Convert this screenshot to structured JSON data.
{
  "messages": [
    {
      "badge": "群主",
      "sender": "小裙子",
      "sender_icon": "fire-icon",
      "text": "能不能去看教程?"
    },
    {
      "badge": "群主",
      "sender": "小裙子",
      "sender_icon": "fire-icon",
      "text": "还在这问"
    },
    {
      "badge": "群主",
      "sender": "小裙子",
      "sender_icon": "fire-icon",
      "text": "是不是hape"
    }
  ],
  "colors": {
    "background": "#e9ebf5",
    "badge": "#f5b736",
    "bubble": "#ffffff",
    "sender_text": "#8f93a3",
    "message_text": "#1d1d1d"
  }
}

...

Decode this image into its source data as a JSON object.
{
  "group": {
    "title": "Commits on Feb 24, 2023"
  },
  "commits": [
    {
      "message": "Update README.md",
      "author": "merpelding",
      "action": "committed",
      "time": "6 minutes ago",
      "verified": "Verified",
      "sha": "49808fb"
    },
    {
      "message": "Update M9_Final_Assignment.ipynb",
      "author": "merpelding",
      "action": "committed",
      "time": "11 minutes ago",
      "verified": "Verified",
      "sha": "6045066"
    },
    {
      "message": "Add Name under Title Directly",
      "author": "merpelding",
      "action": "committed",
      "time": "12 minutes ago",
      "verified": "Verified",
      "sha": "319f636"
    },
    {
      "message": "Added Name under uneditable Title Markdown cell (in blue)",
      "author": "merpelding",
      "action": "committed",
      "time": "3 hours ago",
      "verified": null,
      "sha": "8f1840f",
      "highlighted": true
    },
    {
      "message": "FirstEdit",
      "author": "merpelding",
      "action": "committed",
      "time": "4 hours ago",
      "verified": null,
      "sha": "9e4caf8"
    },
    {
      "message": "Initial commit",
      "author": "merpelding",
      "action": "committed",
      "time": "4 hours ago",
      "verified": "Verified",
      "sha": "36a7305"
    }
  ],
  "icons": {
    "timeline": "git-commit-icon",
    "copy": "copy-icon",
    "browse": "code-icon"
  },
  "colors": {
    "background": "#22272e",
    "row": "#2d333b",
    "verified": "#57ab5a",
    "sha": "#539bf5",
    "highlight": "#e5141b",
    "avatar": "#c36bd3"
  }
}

--

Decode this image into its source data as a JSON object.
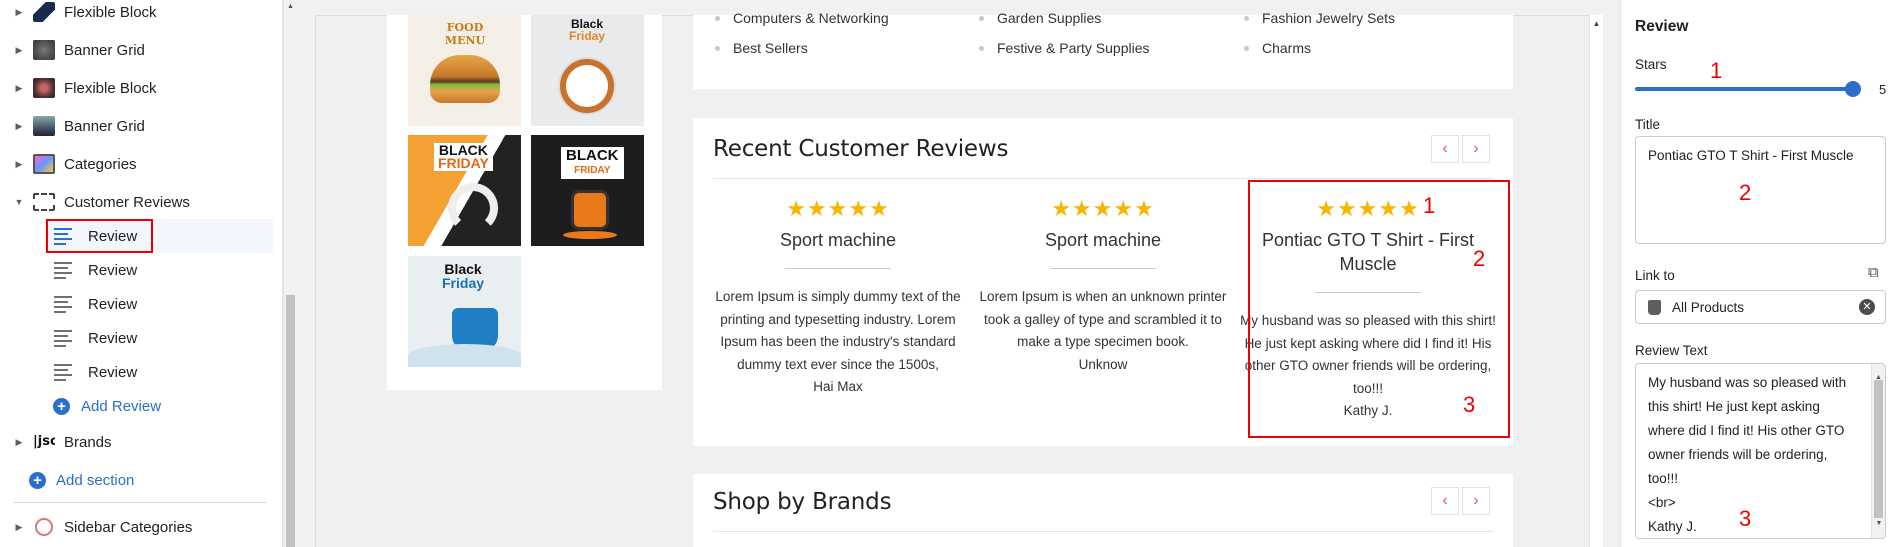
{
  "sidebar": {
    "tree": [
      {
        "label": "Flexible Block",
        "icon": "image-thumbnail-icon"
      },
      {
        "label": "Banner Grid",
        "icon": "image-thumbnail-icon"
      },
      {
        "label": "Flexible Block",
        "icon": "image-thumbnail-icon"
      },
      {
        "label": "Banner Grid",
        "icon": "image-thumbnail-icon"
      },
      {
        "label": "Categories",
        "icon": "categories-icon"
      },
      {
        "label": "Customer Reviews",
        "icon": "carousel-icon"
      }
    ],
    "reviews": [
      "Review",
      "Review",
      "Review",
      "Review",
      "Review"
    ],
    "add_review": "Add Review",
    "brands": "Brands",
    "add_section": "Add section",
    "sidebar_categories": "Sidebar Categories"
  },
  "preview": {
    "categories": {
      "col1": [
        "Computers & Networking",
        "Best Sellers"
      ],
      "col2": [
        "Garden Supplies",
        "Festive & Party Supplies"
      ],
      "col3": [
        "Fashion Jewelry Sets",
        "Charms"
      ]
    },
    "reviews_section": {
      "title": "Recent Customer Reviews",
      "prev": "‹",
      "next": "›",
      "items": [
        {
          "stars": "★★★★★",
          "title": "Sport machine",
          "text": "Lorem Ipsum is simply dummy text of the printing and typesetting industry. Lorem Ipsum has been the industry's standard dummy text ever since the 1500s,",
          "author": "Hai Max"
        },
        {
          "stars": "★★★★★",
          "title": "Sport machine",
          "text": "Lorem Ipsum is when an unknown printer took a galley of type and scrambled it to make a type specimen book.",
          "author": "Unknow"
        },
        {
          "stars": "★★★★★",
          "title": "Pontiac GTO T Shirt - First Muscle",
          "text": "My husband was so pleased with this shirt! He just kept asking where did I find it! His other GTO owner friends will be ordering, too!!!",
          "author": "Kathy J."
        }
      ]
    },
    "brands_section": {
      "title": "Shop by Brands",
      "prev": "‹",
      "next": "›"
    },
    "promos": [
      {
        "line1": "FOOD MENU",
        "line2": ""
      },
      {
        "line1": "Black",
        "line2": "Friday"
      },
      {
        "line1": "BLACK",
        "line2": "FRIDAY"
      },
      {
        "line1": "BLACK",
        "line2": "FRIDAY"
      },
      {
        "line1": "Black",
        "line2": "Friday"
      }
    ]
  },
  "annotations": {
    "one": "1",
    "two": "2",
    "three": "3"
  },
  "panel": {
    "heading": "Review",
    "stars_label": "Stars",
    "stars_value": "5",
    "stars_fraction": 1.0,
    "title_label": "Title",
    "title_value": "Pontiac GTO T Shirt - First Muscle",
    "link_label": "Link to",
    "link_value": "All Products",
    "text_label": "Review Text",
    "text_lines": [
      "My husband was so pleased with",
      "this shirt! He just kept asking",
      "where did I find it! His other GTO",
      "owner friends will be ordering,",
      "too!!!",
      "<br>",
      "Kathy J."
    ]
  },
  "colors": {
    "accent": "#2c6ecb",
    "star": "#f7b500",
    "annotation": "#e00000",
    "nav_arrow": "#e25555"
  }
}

Task statement: Lines containing the word "just" are to be counted in the listing; state their number alone.

Complete response: 2